--- begin ---
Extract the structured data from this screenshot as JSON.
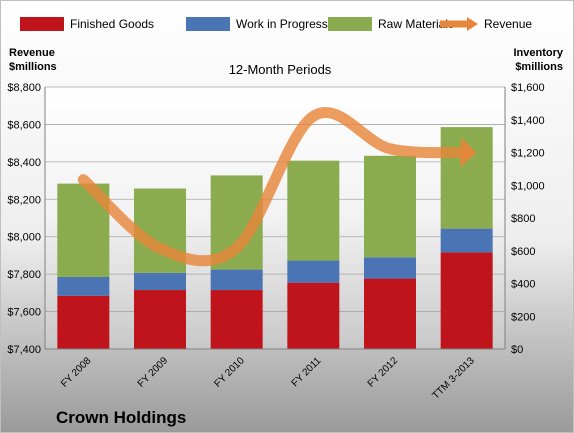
{
  "chart_data": {
    "type": "bar",
    "subtitle": "12-Month Periods",
    "company": "Crown Holdings",
    "left_axis": {
      "label_line1": "Revenue",
      "label_line2": "$millions",
      "min": 7400,
      "max": 8800,
      "ticks": [
        "$7,400",
        "$7,600",
        "$7,800",
        "$8,000",
        "$8,200",
        "$8,400",
        "$8,600",
        "$8,800"
      ],
      "tick_values": [
        7400,
        7600,
        7800,
        8000,
        8200,
        8400,
        8600,
        8800
      ]
    },
    "right_axis": {
      "label_line1": "Inventory",
      "label_line2": "$millions",
      "min": 0,
      "max": 1600,
      "ticks": [
        "$0",
        "$200",
        "$400",
        "$600",
        "$800",
        "$1,000",
        "$1,200",
        "$1,400",
        "$1,600"
      ],
      "tick_values": [
        0,
        200,
        400,
        600,
        800,
        1000,
        1200,
        1400,
        1600
      ]
    },
    "categories": [
      "FY 2008",
      "FY 2009",
      "FY 2010",
      "FY 2011",
      "FY 2012",
      "TTM 3-2013"
    ],
    "series": [
      {
        "name": "Finished Goods",
        "color": "#c0141c",
        "axis": "right",
        "values": [
          325,
          360,
          360,
          405,
          430,
          590
        ]
      },
      {
        "name": "Work in Progress",
        "color": "#4a74b4",
        "axis": "right",
        "values": [
          115,
          105,
          125,
          135,
          130,
          145
        ]
      },
      {
        "name": "Raw Materials",
        "color": "#8aab4e",
        "axis": "right",
        "values": [
          570,
          515,
          575,
          610,
          620,
          620
        ]
      },
      {
        "name": "Revenue",
        "color": "#e6863a",
        "axis": "left",
        "type": "line",
        "values": [
          8305,
          7938,
          7941,
          8644,
          8470,
          8450
        ]
      }
    ],
    "legend_position": "top",
    "grid": true
  }
}
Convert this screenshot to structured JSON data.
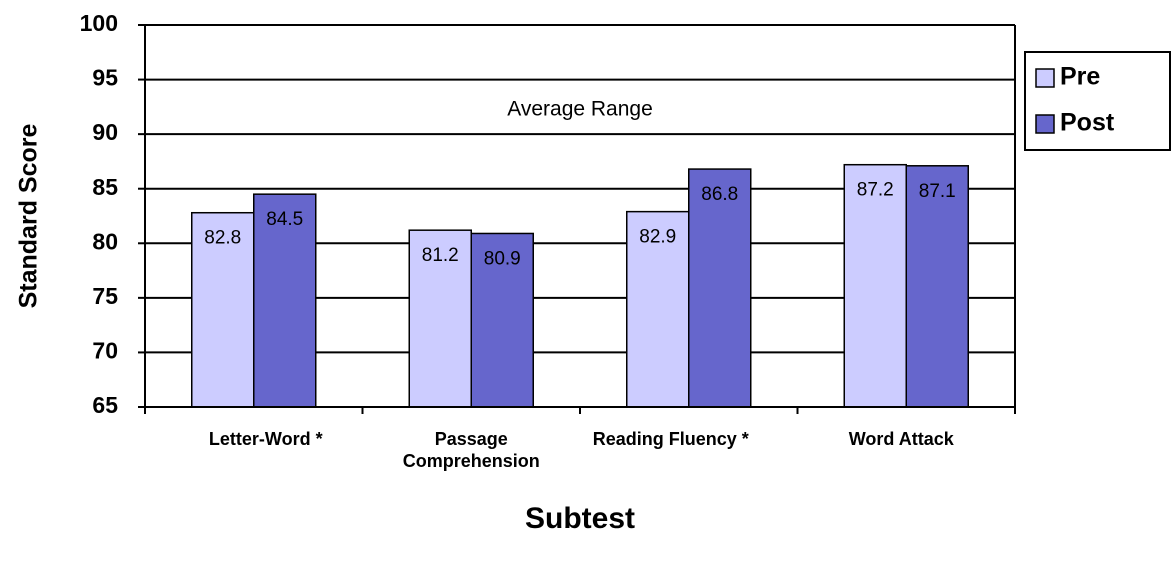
{
  "chart_data": {
    "type": "bar",
    "y_label": "Standard Score",
    "x_label": "Subtest",
    "annotation": "Average Range",
    "categories": [
      "Letter-Word *",
      "Passage Comprehension",
      "Reading Fluency *",
      "Word Attack"
    ],
    "series": [
      {
        "name": "Pre",
        "color": "#ccccff",
        "values": [
          82.8,
          81.2,
          82.9,
          87.2
        ]
      },
      {
        "name": "Post",
        "color": "#6666cc",
        "values": [
          84.5,
          80.9,
          86.8,
          87.1
        ]
      }
    ],
    "ylim": [
      65,
      100
    ],
    "yticks": [
      65,
      70,
      75,
      80,
      85,
      90,
      95,
      100
    ],
    "grid": true,
    "legend": "right"
  }
}
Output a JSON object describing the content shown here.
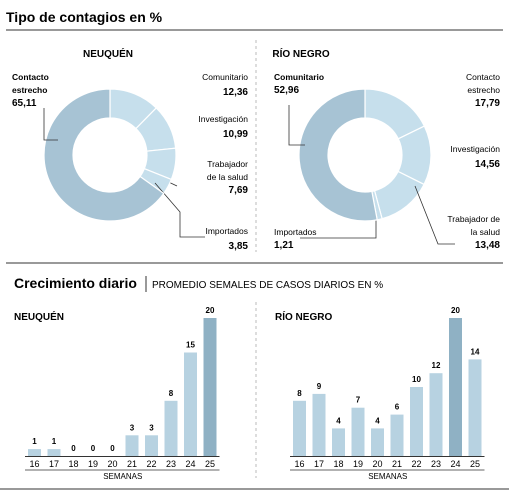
{
  "section1": {
    "title": "Tipo de contagios en %"
  },
  "section2": {
    "title": "Crecimiento diario",
    "subtitle": "PROMEDIO SEMALES DE CASOS DIARIOS EN %"
  },
  "colors": {
    "donut_large": "#a7c3d4",
    "donut_small": "#c6dfec",
    "bar_normal": "#b7d2e1",
    "bar_peak": "#9dbdcf",
    "bar_highlight": "#8fb1c4",
    "rule": "#333333",
    "background": "#ffffff"
  },
  "chart_data": [
    {
      "type": "pie",
      "style": "donut",
      "title": "NEUQUÉN",
      "slices": [
        {
          "label": "Comunitario",
          "value": 12.36,
          "display": "12,36",
          "label_lines": [
            "Comunitario"
          ]
        },
        {
          "label": "Investigación",
          "value": 10.99,
          "display": "10,99",
          "label_lines": [
            "Investigación"
          ]
        },
        {
          "label": "Trabajador de la salud",
          "value": 7.69,
          "display": "7,69",
          "label_lines": [
            "Trabajador",
            "de la salud"
          ]
        },
        {
          "label": "Importados",
          "value": 3.85,
          "display": "3,85",
          "label_lines": [
            "Importados"
          ]
        },
        {
          "label": "Contacto estrecho",
          "value": 65.11,
          "display": "65,11",
          "label_lines": [
            "Contacto",
            "estrecho"
          ]
        }
      ]
    },
    {
      "type": "pie",
      "style": "donut",
      "title": "RÍO NEGRO",
      "slices": [
        {
          "label": "Contacto estrecho",
          "value": 17.79,
          "display": "17,79",
          "label_lines": [
            "Contacto",
            "estrecho"
          ]
        },
        {
          "label": "Investigación",
          "value": 14.56,
          "display": "14,56",
          "label_lines": [
            "Investigación"
          ]
        },
        {
          "label": "Trabajador de la salud",
          "value": 13.48,
          "display": "13,48",
          "label_lines": [
            "Trabajador de",
            "la salud"
          ]
        },
        {
          "label": "Importados",
          "value": 1.21,
          "display": "1,21",
          "label_lines": [
            "Importados"
          ]
        },
        {
          "label": "Comunitario",
          "value": 52.96,
          "display": "52,96",
          "label_lines": [
            "Comunitario"
          ]
        }
      ]
    },
    {
      "type": "bar",
      "title": "NEUQUÉN",
      "xlabel": "SEMANAS",
      "categories": [
        "16",
        "17",
        "18",
        "19",
        "20",
        "21",
        "22",
        "23",
        "24",
        "25"
      ],
      "values": [
        1,
        1,
        0,
        0,
        0,
        3,
        3,
        8,
        15,
        20
      ],
      "ylim": [
        0,
        20
      ]
    },
    {
      "type": "bar",
      "title": "RÍO NEGRO",
      "xlabel": "SEMANAS",
      "categories": [
        "16",
        "17",
        "18",
        "19",
        "20",
        "21",
        "22",
        "23",
        "24",
        "25"
      ],
      "values": [
        8,
        9,
        4,
        7,
        4,
        6,
        10,
        12,
        20,
        14
      ],
      "ylim": [
        0,
        20
      ]
    }
  ]
}
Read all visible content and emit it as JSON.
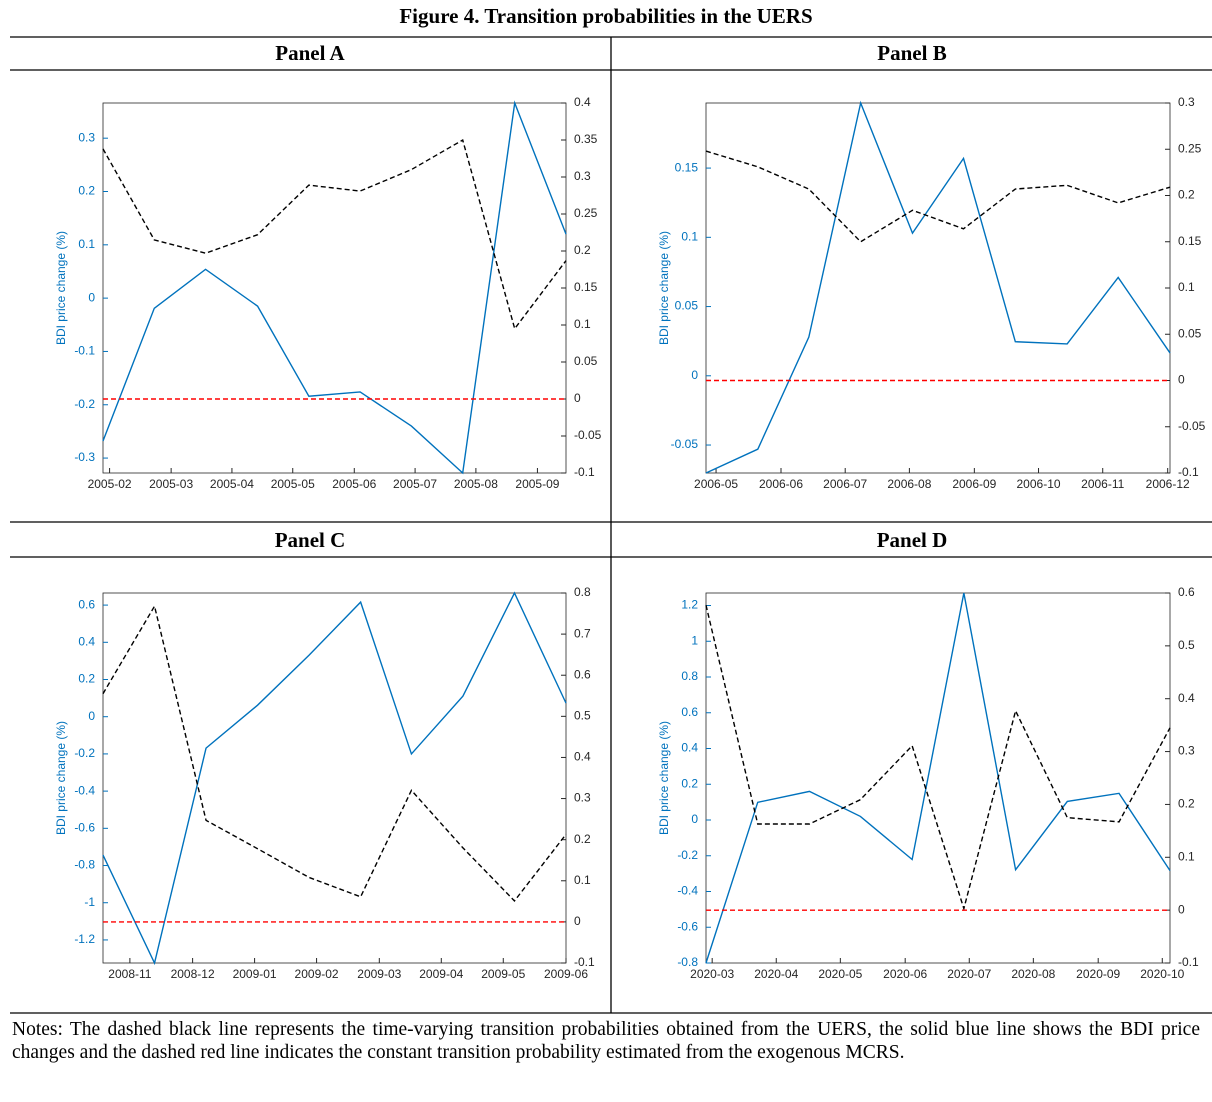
{
  "title": "Figure 4. Transition probabilities in the UERS",
  "notes": "Notes: The dashed black line represents the time-varying transition probabilities obtained from the UERS, the solid blue line shows the BDI price changes and the dashed red line indicates the constant transition probability estimated from the exogenous MCRS.",
  "chart_data": [
    {
      "type": "line",
      "title": "Panel A",
      "ylabel": "BDI price change (%)",
      "x": [
        2005.074,
        2005.144,
        2005.214,
        2005.285,
        2005.355,
        2005.425,
        2005.495,
        2005.565,
        2005.636,
        2005.706
      ],
      "xlim": [
        2005.074,
        2005.706
      ],
      "xticks": [
        {
          "value": 2005.083,
          "label": "2005-02"
        },
        {
          "value": 2005.167,
          "label": "2005-03"
        },
        {
          "value": 2005.25,
          "label": "2005-04"
        },
        {
          "value": 2005.333,
          "label": "2005-05"
        },
        {
          "value": 2005.417,
          "label": "2005-06"
        },
        {
          "value": 2005.5,
          "label": "2005-07"
        },
        {
          "value": 2005.583,
          "label": "2005-08"
        },
        {
          "value": 2005.667,
          "label": "2005-09"
        }
      ],
      "ylim": [
        -0.328,
        0.366
      ],
      "yticks": [
        -0.3,
        -0.2,
        -0.1,
        0,
        0.1,
        0.2,
        0.3
      ],
      "y2lim": [
        -0.1,
        0.4
      ],
      "y2ticks": [
        -0.1,
        -0.05,
        0,
        0.05,
        0.1,
        0.15,
        0.2,
        0.25,
        0.3,
        0.35,
        0.4
      ],
      "series": [
        {
          "color": "#0072bd",
          "dashed": false,
          "values": [
            -0.268,
            -0.019,
            0.054,
            -0.015,
            -0.184,
            -0.176,
            -0.24,
            -0.328,
            0.366,
            0.12
          ]
        },
        {
          "color": "#000000",
          "dashed": true,
          "axis": "y2",
          "values": [
            0.338,
            0.215,
            0.197,
            0.222,
            0.289,
            0.281,
            0.31,
            0.35,
            0.095,
            0.187
          ]
        },
        {
          "color": "#ff0000",
          "dashed": true,
          "axis": "y2",
          "values": [
            0,
            0,
            0,
            0,
            0,
            0,
            0,
            0,
            0,
            0
          ]
        }
      ]
    },
    {
      "type": "line",
      "title": "Panel B",
      "ylabel": "BDI price change (%)",
      "x": [
        2006.32,
        2006.387,
        2006.453,
        2006.52,
        2006.587,
        2006.653,
        2006.72,
        2006.787,
        2006.853,
        2006.92
      ],
      "xlim": [
        2006.32,
        2006.92
      ],
      "xticks": [
        {
          "value": 2006.333,
          "label": "2006-05"
        },
        {
          "value": 2006.417,
          "label": "2006-06"
        },
        {
          "value": 2006.5,
          "label": "2006-07"
        },
        {
          "value": 2006.583,
          "label": "2006-08"
        },
        {
          "value": 2006.667,
          "label": "2006-09"
        },
        {
          "value": 2006.75,
          "label": "2006-10"
        },
        {
          "value": 2006.833,
          "label": "2006-11"
        },
        {
          "value": 2006.917,
          "label": "2006-12"
        }
      ],
      "ylim": [
        -0.0702,
        0.197
      ],
      "yticks": [
        -0.05,
        0,
        0.05,
        0.1,
        0.15
      ],
      "y2lim": [
        -0.1,
        0.3
      ],
      "y2ticks": [
        -0.1,
        -0.05,
        0,
        0.05,
        0.1,
        0.15,
        0.2,
        0.25,
        0.3
      ],
      "series": [
        {
          "color": "#0072bd",
          "dashed": false,
          "values": [
            -0.0702,
            -0.053,
            0.028,
            0.197,
            0.103,
            0.157,
            0.0246,
            0.023,
            0.071,
            0.0165
          ]
        },
        {
          "color": "#000000",
          "dashed": true,
          "axis": "y2",
          "values": [
            0.248,
            0.231,
            0.207,
            0.15,
            0.184,
            0.164,
            0.207,
            0.211,
            0.192,
            0.209
          ]
        },
        {
          "color": "#ff0000",
          "dashed": true,
          "axis": "y2",
          "values": [
            0,
            0,
            0,
            0,
            0,
            0,
            0,
            0,
            0,
            0
          ]
        }
      ]
    },
    {
      "type": "line",
      "title": "Panel C",
      "ylabel": "BDI price change (%)",
      "x": [
        2008.797,
        2008.866,
        2008.935,
        2009.004,
        2009.073,
        2009.142,
        2009.21,
        2009.279,
        2009.348,
        2009.417
      ],
      "xlim": [
        2008.797,
        2009.417
      ],
      "xticks": [
        {
          "value": 2008.833,
          "label": "2008-11"
        },
        {
          "value": 2008.917,
          "label": "2008-12"
        },
        {
          "value": 2009.0,
          "label": "2009-01"
        },
        {
          "value": 2009.083,
          "label": "2009-02"
        },
        {
          "value": 2009.167,
          "label": "2009-03"
        },
        {
          "value": 2009.25,
          "label": "2009-04"
        },
        {
          "value": 2009.333,
          "label": "2009-05"
        },
        {
          "value": 2009.417,
          "label": "2009-06"
        }
      ],
      "ylim": [
        -1.324,
        0.665
      ],
      "yticks": [
        -1.2,
        -1,
        -0.8,
        -0.6,
        -0.4,
        -0.2,
        0,
        0.2,
        0.4,
        0.6
      ],
      "y2lim": [
        -0.1,
        0.8
      ],
      "y2ticks": [
        -0.1,
        0,
        0.1,
        0.2,
        0.3,
        0.4,
        0.5,
        0.6,
        0.7,
        0.8
      ],
      "series": [
        {
          "color": "#0072bd",
          "dashed": false,
          "values": [
            -0.744,
            -1.324,
            -0.169,
            0.062,
            0.331,
            0.616,
            -0.2,
            0.111,
            0.665,
            0.073
          ]
        },
        {
          "color": "#000000",
          "dashed": true,
          "axis": "y2",
          "values": [
            0.555,
            0.768,
            0.247,
            0.178,
            0.108,
            0.061,
            0.32,
            0.18,
            0.051,
            0.213
          ]
        },
        {
          "color": "#ff0000",
          "dashed": true,
          "axis": "y2",
          "values": [
            0,
            0,
            0,
            0,
            0,
            0,
            0,
            0,
            0,
            0
          ]
        }
      ]
    },
    {
      "type": "line",
      "title": "Panel D",
      "ylabel": "BDI price change (%)",
      "x": [
        2020.159,
        2020.226,
        2020.293,
        2020.359,
        2020.426,
        2020.493,
        2020.56,
        2020.627,
        2020.694,
        2020.76
      ],
      "xlim": [
        2020.159,
        2020.76
      ],
      "xticks": [
        {
          "value": 2020.167,
          "label": "2020-03"
        },
        {
          "value": 2020.25,
          "label": "2020-04"
        },
        {
          "value": 2020.333,
          "label": "2020-05"
        },
        {
          "value": 2020.417,
          "label": "2020-06"
        },
        {
          "value": 2020.5,
          "label": "2020-07"
        },
        {
          "value": 2020.583,
          "label": "2020-08"
        },
        {
          "value": 2020.667,
          "label": "2020-09"
        },
        {
          "value": 2020.75,
          "label": "2020-10"
        }
      ],
      "ylim": [
        -0.8,
        1.27
      ],
      "yticks": [
        -0.8,
        -0.6,
        -0.4,
        -0.2,
        0,
        0.2,
        0.4,
        0.6,
        0.8,
        1,
        1.2
      ],
      "y2lim": [
        -0.1,
        0.6
      ],
      "y2ticks": [
        -0.1,
        0,
        0.1,
        0.2,
        0.3,
        0.4,
        0.5,
        0.6
      ],
      "series": [
        {
          "color": "#0072bd",
          "dashed": false,
          "values": [
            -0.8,
            0.099,
            0.16,
            0.02,
            -0.221,
            1.27,
            -0.278,
            0.104,
            0.149,
            -0.283
          ]
        },
        {
          "color": "#000000",
          "dashed": true,
          "axis": "y2",
          "values": [
            0.577,
            0.163,
            0.163,
            0.209,
            0.311,
            0.003,
            0.377,
            0.175,
            0.167,
            0.345
          ]
        },
        {
          "color": "#ff0000",
          "dashed": true,
          "axis": "y2",
          "values": [
            0,
            0,
            0,
            0,
            0,
            0,
            0,
            0,
            0,
            0
          ]
        }
      ]
    }
  ]
}
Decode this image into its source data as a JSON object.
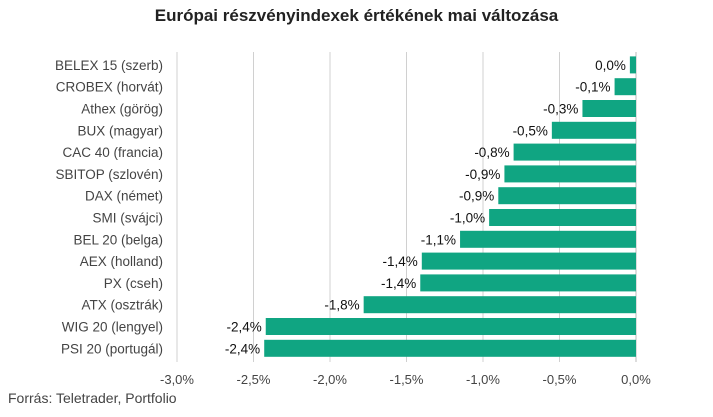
{
  "title": "Európai részvényindexek értékének mai változása",
  "source": "Forrás: Teletrader, Portfolio",
  "colors": {
    "bar": "#10a582",
    "grid": "#d0d0d0",
    "axis": "#bbbbbb",
    "label": "#444444",
    "value_label": "#111111"
  },
  "chart_data": {
    "type": "bar",
    "orientation": "horizontal",
    "categories": [
      "BELEX 15 (szerb)",
      "CROBEX (horvát)",
      "Athex (görög)",
      "BUX (magyar)",
      "CAC 40 (francia)",
      "SBITOP (szlovén)",
      "DAX (német)",
      "SMI (svájci)",
      "BEL 20 (belga)",
      "AEX (holland)",
      "PX (cseh)",
      "ATX (osztrák)",
      "WIG 20 (lengyel)",
      "PSI 20 (portugál)"
    ],
    "values": [
      -0.04,
      -0.14,
      -0.35,
      -0.55,
      -0.8,
      -0.86,
      -0.9,
      -0.96,
      -1.15,
      -1.4,
      -1.41,
      -1.78,
      -2.42,
      -2.43
    ],
    "value_labels": [
      "0,0%",
      "-0,1%",
      "-0,3%",
      "-0,5%",
      "-0,8%",
      "-0,9%",
      "-0,9%",
      "-1,0%",
      "-1,1%",
      "-1,4%",
      "-1,4%",
      "-1,8%",
      "-2,4%",
      "-2,4%"
    ],
    "xlim": [
      -3.0,
      0.0
    ],
    "x_ticks": [
      -3.0,
      -2.5,
      -2.0,
      -1.5,
      -1.0,
      -0.5,
      0.0
    ],
    "x_tick_labels": [
      "-3,0%",
      "-2,5%",
      "-2,0%",
      "-1,5%",
      "-1,0%",
      "-0,5%",
      "0,0%"
    ],
    "grid": true,
    "legend": "none",
    "xlabel": "",
    "ylabel": ""
  }
}
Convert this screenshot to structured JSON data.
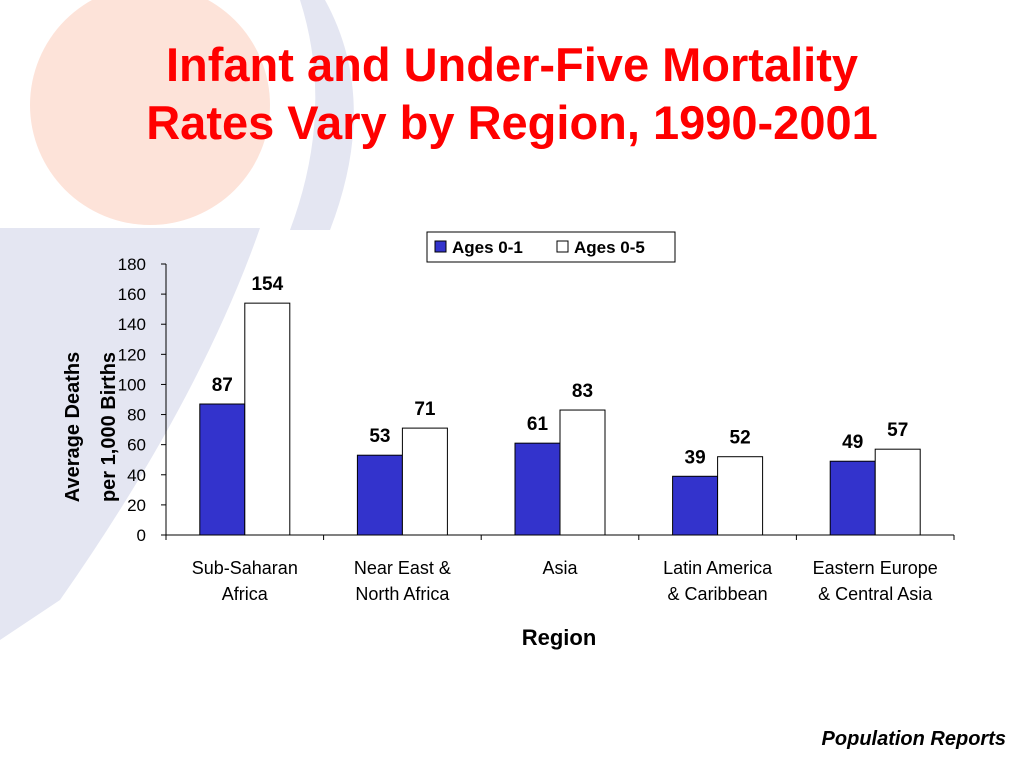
{
  "title": [
    "Infant and Under-Five Mortality",
    "Rates Vary by Region, 1990-2001"
  ],
  "source": "Population Reports",
  "colors": {
    "title": "#ff0000",
    "series_0_1": "#3333cc",
    "series_0_5": "#ffffff"
  },
  "chart_data": {
    "type": "bar",
    "categories": [
      [
        "Sub-Saharan",
        "Africa"
      ],
      [
        "Near East &",
        "North Africa"
      ],
      [
        "Asia"
      ],
      [
        "Latin America",
        "& Caribbean"
      ],
      [
        "Eastern Europe",
        "& Central Asia"
      ]
    ],
    "series": [
      {
        "name": "Ages 0-1",
        "values": [
          87,
          53,
          61,
          39,
          49
        ],
        "color": "#3333cc"
      },
      {
        "name": "Ages 0-5",
        "values": [
          154,
          71,
          83,
          52,
          57
        ],
        "color": "#ffffff"
      }
    ],
    "xlabel": "Region",
    "ylabel": [
      "Average  Deaths",
      "per 1,000 Births"
    ],
    "ylim": [
      0,
      180
    ],
    "yticks": [
      0,
      20,
      40,
      60,
      80,
      100,
      120,
      140,
      160,
      180
    ],
    "grid": false,
    "legend": "top-right"
  }
}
--- end ---
→ **What needs to be done**:
Pull out every line in the material above where "Region" occurs.

→ **The answer**:
    "Rates Vary by Region, 1990-2001"
    "xlabel": "Region",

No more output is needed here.